──────── Exercise material
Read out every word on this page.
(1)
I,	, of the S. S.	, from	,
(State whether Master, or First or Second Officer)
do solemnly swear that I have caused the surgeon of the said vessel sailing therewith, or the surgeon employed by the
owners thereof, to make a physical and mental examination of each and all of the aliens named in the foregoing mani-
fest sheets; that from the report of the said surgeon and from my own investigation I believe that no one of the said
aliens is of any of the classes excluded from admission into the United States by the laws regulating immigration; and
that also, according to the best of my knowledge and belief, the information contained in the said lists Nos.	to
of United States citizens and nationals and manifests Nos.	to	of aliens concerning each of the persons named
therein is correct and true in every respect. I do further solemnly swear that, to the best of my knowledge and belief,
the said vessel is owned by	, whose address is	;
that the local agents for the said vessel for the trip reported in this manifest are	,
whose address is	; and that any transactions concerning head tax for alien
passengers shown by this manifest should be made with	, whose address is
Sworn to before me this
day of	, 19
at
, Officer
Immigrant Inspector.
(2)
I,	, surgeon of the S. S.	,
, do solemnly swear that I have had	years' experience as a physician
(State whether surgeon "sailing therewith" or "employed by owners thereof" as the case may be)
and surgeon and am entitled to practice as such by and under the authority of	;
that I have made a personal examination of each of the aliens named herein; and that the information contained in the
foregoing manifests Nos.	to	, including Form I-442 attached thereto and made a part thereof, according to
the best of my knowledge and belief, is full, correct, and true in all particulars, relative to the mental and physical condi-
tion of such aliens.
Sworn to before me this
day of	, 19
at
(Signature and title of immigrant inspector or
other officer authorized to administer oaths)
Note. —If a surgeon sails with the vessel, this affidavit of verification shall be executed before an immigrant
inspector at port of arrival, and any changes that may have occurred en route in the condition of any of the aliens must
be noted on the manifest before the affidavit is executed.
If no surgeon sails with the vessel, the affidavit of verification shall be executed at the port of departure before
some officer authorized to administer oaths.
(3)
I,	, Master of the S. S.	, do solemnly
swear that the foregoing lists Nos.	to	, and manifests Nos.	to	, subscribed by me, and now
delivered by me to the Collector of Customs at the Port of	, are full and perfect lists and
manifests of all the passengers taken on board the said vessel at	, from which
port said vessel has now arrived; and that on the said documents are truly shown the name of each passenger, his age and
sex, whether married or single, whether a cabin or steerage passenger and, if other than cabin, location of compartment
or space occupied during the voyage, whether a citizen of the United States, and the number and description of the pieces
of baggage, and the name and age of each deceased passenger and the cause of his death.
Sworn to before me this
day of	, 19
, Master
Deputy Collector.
────────────────
== Given problem ==
Of the lines above, how many contain the word "surgeon"? Provide the number and nothing else.

== Output for this task ==
7